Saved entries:
>>>

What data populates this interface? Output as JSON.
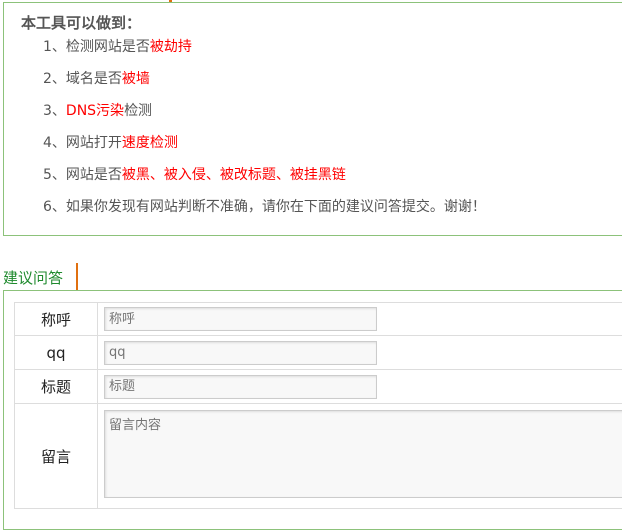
{
  "intro": {
    "title": "本工具可以做到：",
    "items": [
      {
        "num": "1、",
        "a": "检测网站是否",
        "r": "被劫持",
        "b": ""
      },
      {
        "num": "2、",
        "a": "域名是否",
        "r": "被墙",
        "b": ""
      },
      {
        "num": "3、",
        "a": "",
        "r": "DNS污染",
        "b": "检测"
      },
      {
        "num": "4、",
        "a": "网站打开",
        "r": "速度检测",
        "b": ""
      },
      {
        "num": "5、",
        "a": "网站是否",
        "r": "被黑、被入侵、被改标题、被挂黑链",
        "b": ""
      },
      {
        "num": "6、",
        "a": "如果你发现有网站判断不准确，请你在下面的建议问答提交。谢谢！",
        "r": "",
        "b": ""
      }
    ]
  },
  "form": {
    "section_title": "建议问答",
    "fields": [
      {
        "label": "称呼",
        "placeholder": "称呼"
      },
      {
        "label": "qq",
        "placeholder": "qq"
      },
      {
        "label": "标题",
        "placeholder": "标题"
      },
      {
        "label": "留言",
        "placeholder": "留言内容"
      }
    ]
  }
}
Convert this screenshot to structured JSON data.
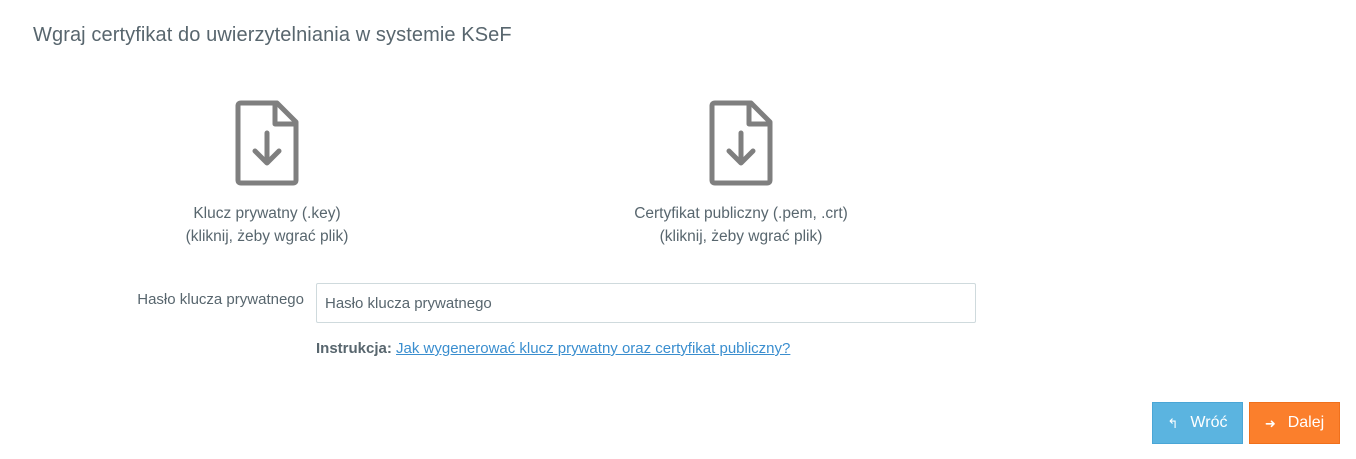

<<<

Given exercise | Ignore the images and quote every line of the listing exactly.

Written reply |
What data populates this interface? Output as JSON.
{
  "intro": {
    "title": "本工具可以做到：",
    "items": [
      {
        "num": "1、",
        "a": "检测网站是否",
        "r": "被劫持",
        "b": ""
      },
      {
        "num": "2、",
        "a": "域名是否",
        "r": "被墙",
        "b": ""
      },
      {
        "num": "3、",
        "a": "",
        "r": "DNS污染",
        "b": "检测"
      },
      {
        "num": "4、",
        "a": "网站打开",
        "r": "速度检测",
        "b": ""
      },
      {
        "num": "5、",
        "a": "网站是否",
        "r": "被黑、被入侵、被改标题、被挂黑链",
        "b": ""
      },
      {
        "num": "6、",
        "a": "如果你发现有网站判断不准确，请你在下面的建议问答提交。谢谢！",
        "r": "",
        "b": ""
      }
    ]
  },
  "form": {
    "section_title": "建议问答",
    "fields": [
      {
        "label": "称呼",
        "placeholder": "称呼"
      },
      {
        "label": "qq",
        "placeholder": "qq"
      },
      {
        "label": "标题",
        "placeholder": "标题"
      },
      {
        "label": "留言",
        "placeholder": "留言内容"
      }
    ]
  }
}
Convert this screenshot to structured JSON data.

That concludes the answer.